Each line below is to be written out in full, exactly as shown.

DATA TO USE>

◇ ◇ ◇ ◇

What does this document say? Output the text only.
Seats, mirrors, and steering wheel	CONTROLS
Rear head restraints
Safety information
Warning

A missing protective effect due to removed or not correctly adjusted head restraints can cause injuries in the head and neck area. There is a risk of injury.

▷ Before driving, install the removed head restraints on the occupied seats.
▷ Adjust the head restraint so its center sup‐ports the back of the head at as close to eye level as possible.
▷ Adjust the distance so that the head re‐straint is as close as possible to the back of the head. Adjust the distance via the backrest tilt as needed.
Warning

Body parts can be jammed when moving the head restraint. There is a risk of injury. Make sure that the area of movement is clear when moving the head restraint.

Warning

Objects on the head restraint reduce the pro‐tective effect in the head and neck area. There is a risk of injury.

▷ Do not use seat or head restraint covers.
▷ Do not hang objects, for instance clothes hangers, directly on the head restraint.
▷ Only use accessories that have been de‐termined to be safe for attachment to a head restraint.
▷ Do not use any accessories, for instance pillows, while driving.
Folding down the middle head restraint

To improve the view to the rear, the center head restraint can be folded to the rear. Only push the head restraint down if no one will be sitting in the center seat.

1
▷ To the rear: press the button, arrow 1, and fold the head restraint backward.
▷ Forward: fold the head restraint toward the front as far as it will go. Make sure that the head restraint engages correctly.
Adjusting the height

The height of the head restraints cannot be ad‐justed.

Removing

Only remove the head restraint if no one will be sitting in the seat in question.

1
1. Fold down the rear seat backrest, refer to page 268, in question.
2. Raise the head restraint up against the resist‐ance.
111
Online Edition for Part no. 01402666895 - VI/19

◇ ◇ ◇ ◇

FULL OUTPUT>
What does this document say? Output the text only.
Seats, mirrors, and steering wheel	CONTROLS
Rear head restraints
Safety information
Warning

A missing protective effect due to removed or not correctly adjusted head restraints can cause injuries in the head and neck area. There is a risk of injury.

▷ Before driving, install the removed head restraints on the occupied seats.
▷ Adjust the head restraint so its center sup‐ports the back of the head at as close to eye level as possible.
▷ Adjust the distance so that the head re‐straint is as close as possible to the back of the head. Adjust the distance via the backrest tilt as needed.
Warning

Body parts can be jammed when moving the head restraint. There is a risk of injury. Make sure that the area of movement is clear when moving the head restraint.

Warning

Objects on the head restraint reduce the pro‐tective effect in the head and neck area. There is a risk of injury.

▷ Do not use seat or head restraint covers.
▷ Do not hang objects, for instance clothes hangers, directly on the head restraint.
▷ Only use accessories that have been de‐termined to be safe for attachment to a head restraint.
▷ Do not use any accessories, for instance pillows, while driving.
Folding down the middle head restraint

To improve the view to the rear, the center head restraint can be folded to the rear. Only push the head restraint down if no one will be sitting in the center seat.

1
▷ To the rear: press the button, arrow 1, and fold the head restraint backward.
▷ Forward: fold the head restraint toward the front as far as it will go. Make sure that the head restraint engages correctly.
Adjusting the height

The height of the head restraints cannot be ad‐justed.

Removing

Only remove the head restraint if no one will be sitting in the seat in question.

1
1. Fold down the rear seat backrest, refer to page 268, in question.
2. Raise the head restraint up against the resist‐ance.
111
Online Edition for Part no. 01402666895 - VI/19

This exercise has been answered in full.